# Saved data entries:
______________________________
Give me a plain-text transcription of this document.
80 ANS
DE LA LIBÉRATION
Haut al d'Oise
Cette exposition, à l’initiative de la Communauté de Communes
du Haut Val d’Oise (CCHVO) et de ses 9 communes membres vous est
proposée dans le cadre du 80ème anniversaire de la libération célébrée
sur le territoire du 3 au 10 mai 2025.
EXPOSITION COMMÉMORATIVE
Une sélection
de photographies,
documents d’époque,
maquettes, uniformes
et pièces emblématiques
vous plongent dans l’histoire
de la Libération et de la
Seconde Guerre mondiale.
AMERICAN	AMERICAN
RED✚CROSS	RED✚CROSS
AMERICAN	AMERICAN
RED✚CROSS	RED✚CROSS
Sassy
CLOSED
______________________________
# Exercise description:
Provide all the records again, word for word.

# Worked answer:
Give me a plain-text transcription of this document.
80 ANS
DE LA LIBÉRATION
Haut al d'Oise
Cette exposition, à l’initiative de la Communauté de Communes
du Haut Val d’Oise (CCHVO) et de ses 9 communes membres vous est
proposée dans le cadre du 80ème anniversaire de la libération célébrée
sur le territoire du 3 au 10 mai 2025.
EXPOSITION COMMÉMORATIVE
Une sélection
de photographies,
documents d’époque,
maquettes, uniformes
et pièces emblématiques
vous plongent dans l’histoire
de la Libération et de la
Seconde Guerre mondiale.
AMERICAN	AMERICAN
RED✚CROSS	RED✚CROSS
AMERICAN	AMERICAN
RED✚CROSS	RED✚CROSS
Sassy
CLOSED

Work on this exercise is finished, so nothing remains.